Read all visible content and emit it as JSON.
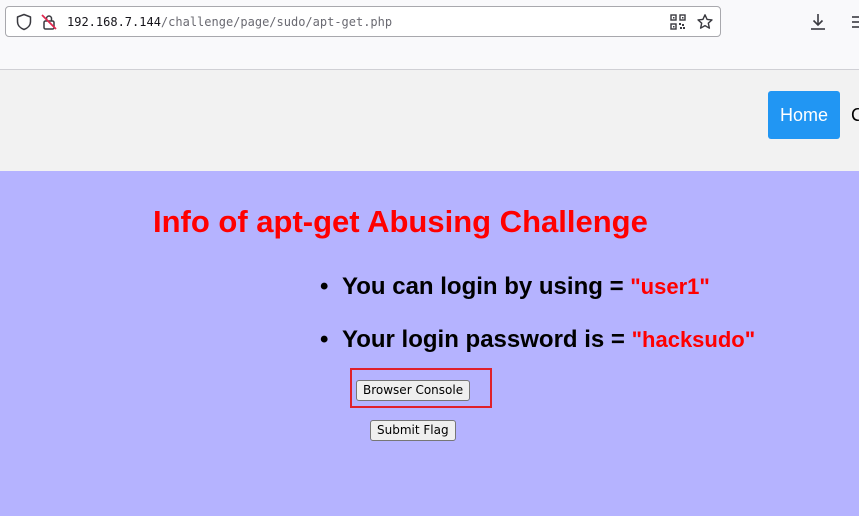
{
  "browser": {
    "url_host": "192.168.7.144",
    "url_path": "/challenge/page/sudo/apt-get.php",
    "icons": [
      "shield-icon",
      "lock-warning-icon",
      "qr-code-icon",
      "bookmark-star-icon",
      "download-icon"
    ]
  },
  "nav": {
    "home_label": "Home",
    "next_label_partial": "C"
  },
  "main": {
    "title": "Info of apt-get Abusing Challenge",
    "info": [
      {
        "label": "You can login by using = ",
        "value": "\"user1\""
      },
      {
        "label": "Your login password is = ",
        "value": "\"hacksudo\""
      }
    ],
    "console_button": "Browser Console",
    "flag_button": "Submit Flag"
  },
  "colors": {
    "background": "#b5b3ff",
    "title": "#ff0000",
    "nav_button": "#2196f3",
    "highlight_box": "#e0202a"
  }
}
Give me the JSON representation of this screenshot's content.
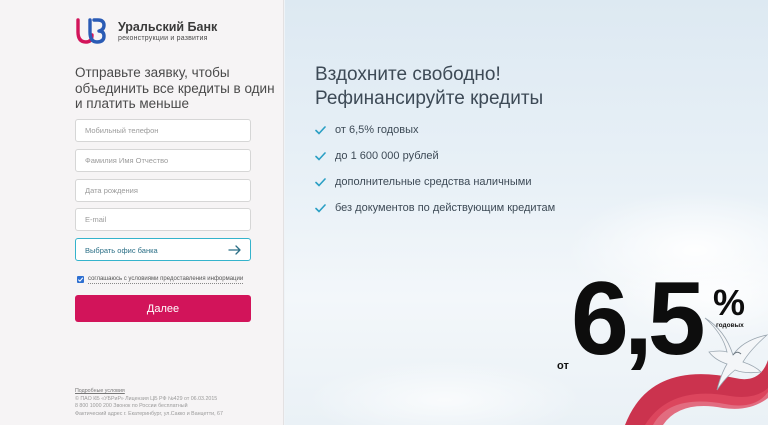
{
  "brand": {
    "name": "Уральский Банк",
    "subtitle": "реконструкции и развития",
    "colors": {
      "primary": "#d2145a",
      "accent": "#34b3cc",
      "logo_red": "#d2145a",
      "logo_blue": "#2a5bb5"
    }
  },
  "form": {
    "title": "Отправьте заявку, чтобы объединить все кредиты в один и платить меньше",
    "fields": {
      "phone_placeholder": "Мобильный телефон",
      "name_placeholder": "Фамилия Имя Отчество",
      "birthdate_placeholder": "Дата рождения",
      "email_placeholder": "E-mail"
    },
    "office_select_label": "Выбрать офис банка",
    "consent_text": "соглашаюсь с условиями предоставления информации",
    "consent_checked": true,
    "submit_label": "Далее"
  },
  "legal": {
    "details_link": "Подробные условия",
    "lines": [
      "© ПАО КБ «УБРиР» Лицензия ЦБ РФ №429 от 06.03.2015",
      "8 800 1000 200 Звонок по России бесплатный",
      "Фактический адрес г. Екатеринбург, ул.Сакко и Ванцетти, 67"
    ]
  },
  "promo": {
    "headline_line1": "Вздохните свободно!",
    "headline_line2": "Рефинансируйте кредиты",
    "benefits": [
      "от 6,5% годовых",
      "до 1 600 000 рублей",
      "дополнительные средства наличными",
      "без документов по действующим кредитам"
    ],
    "rate_prefix": "от",
    "rate_value": "6,5",
    "rate_percent": "%",
    "rate_suffix": "годовых"
  }
}
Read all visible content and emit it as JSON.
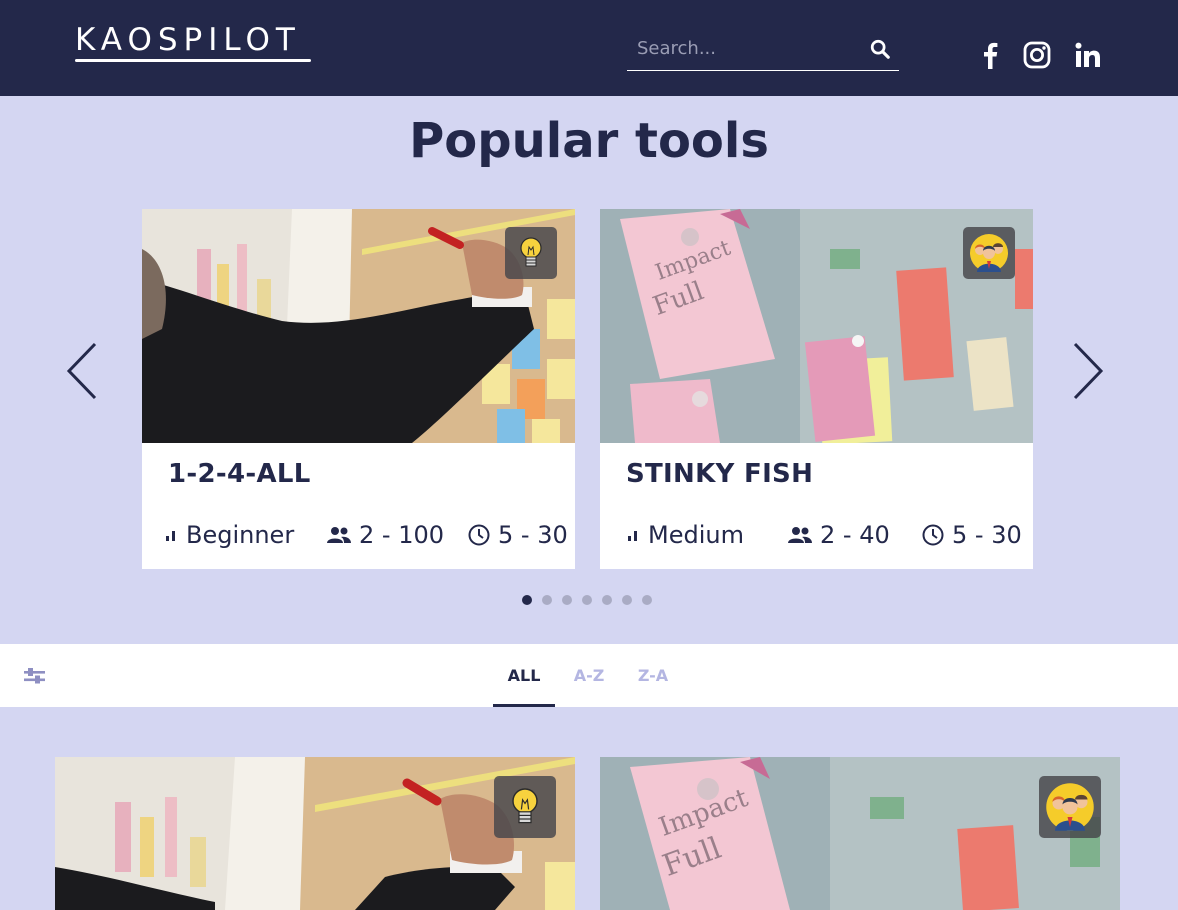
{
  "header": {
    "logo": "KAOSPILOT",
    "search_placeholder": "Search...",
    "social": [
      "facebook-icon",
      "instagram-icon",
      "linkedin-icon"
    ]
  },
  "popular": {
    "title": "Popular tools",
    "cards": [
      {
        "title": "1-2-4-ALL",
        "level": "Beginner",
        "participants": "2 - 100",
        "duration": "5 - 30",
        "badge": "lightbulb-icon"
      },
      {
        "title": "STINKY FISH",
        "level": "Medium",
        "participants": "2 - 40",
        "duration": "5 - 30",
        "badge": "team-icon"
      }
    ],
    "pagination": {
      "total": 7,
      "current": 1
    }
  },
  "filter": {
    "tabs": [
      "ALL",
      "A-Z",
      "Z-A"
    ],
    "active_tab": "ALL"
  },
  "colors": {
    "navy": "#23284a",
    "lavender": "#d4d6f2",
    "inactive_tab": "#b4b6e2"
  }
}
§
◆ TASK INSTRUCTIONS ◆
Leave out the pictures and restate everything else word for word.

◆ ANSWER FOR THE TASK ◆
Read all visible content and emit it as JSON.
{
  "browser": {
    "url_host": "192.168.7.144",
    "url_path": "/challenge/page/sudo/apt-get.php",
    "icons": [
      "shield-icon",
      "lock-warning-icon",
      "qr-code-icon",
      "bookmark-star-icon",
      "download-icon"
    ]
  },
  "nav": {
    "home_label": "Home",
    "next_label_partial": "C"
  },
  "main": {
    "title": "Info of apt-get Abusing Challenge",
    "info": [
      {
        "label": "You can login by using = ",
        "value": "\"user1\""
      },
      {
        "label": "Your login password is = ",
        "value": "\"hacksudo\""
      }
    ],
    "console_button": "Browser Console",
    "flag_button": "Submit Flag"
  },
  "colors": {
    "background": "#b5b3ff",
    "title": "#ff0000",
    "nav_button": "#2196f3",
    "highlight_box": "#e0202a"
  }
}
Give me the JSON representation of this screenshot's content.
{
  "brand": {
    "name": "Уральский Банк",
    "subtitle": "реконструкции и развития",
    "colors": {
      "primary": "#d2145a",
      "accent": "#34b3cc",
      "logo_red": "#d2145a",
      "logo_blue": "#2a5bb5"
    }
  },
  "form": {
    "title": "Отправьте заявку, чтобы объединить все кредиты в один и платить меньше",
    "fields": {
      "phone_placeholder": "Мобильный телефон",
      "name_placeholder": "Фамилия Имя Отчество",
      "birthdate_placeholder": "Дата рождения",
      "email_placeholder": "E-mail"
    },
    "office_select_label": "Выбрать офис банка",
    "consent_text": "соглашаюсь с условиями предоставления информации",
    "consent_checked": true,
    "submit_label": "Далее"
  },
  "legal": {
    "details_link": "Подробные условия",
    "lines": [
      "© ПАО КБ «УБРиР» Лицензия ЦБ РФ №429 от 06.03.2015",
      "8 800 1000 200 Звонок по России бесплатный",
      "Фактический адрес г. Екатеринбург, ул.Сакко и Ванцетти, 67"
    ]
  },
  "promo": {
    "headline_line1": "Вздохните свободно!",
    "headline_line2": "Рефинансируйте кредиты",
    "benefits": [
      "от 6,5% годовых",
      "до 1 600 000 рублей",
      "дополнительные средства наличными",
      "без документов по действующим кредитам"
    ],
    "rate_prefix": "от",
    "rate_value": "6,5",
    "rate_percent": "%",
    "rate_suffix": "годовых"
  }
}
Read all visible content and emit it as JSON.
{
  "header": {
    "logo": "KAOSPILOT",
    "search_placeholder": "Search...",
    "social": [
      "facebook-icon",
      "instagram-icon",
      "linkedin-icon"
    ]
  },
  "popular": {
    "title": "Popular tools",
    "cards": [
      {
        "title": "1-2-4-ALL",
        "level": "Beginner",
        "participants": "2 - 100",
        "duration": "5 - 30",
        "badge": "lightbulb-icon"
      },
      {
        "title": "STINKY FISH",
        "level": "Medium",
        "participants": "2 - 40",
        "duration": "5 - 30",
        "badge": "team-icon"
      }
    ],
    "pagination": {
      "total": 7,
      "current": 1
    }
  },
  "filter": {
    "tabs": [
      "ALL",
      "A-Z",
      "Z-A"
    ],
    "active_tab": "ALL"
  },
  "colors": {
    "navy": "#23284a",
    "lavender": "#d4d6f2",
    "inactive_tab": "#b4b6e2"
  }
}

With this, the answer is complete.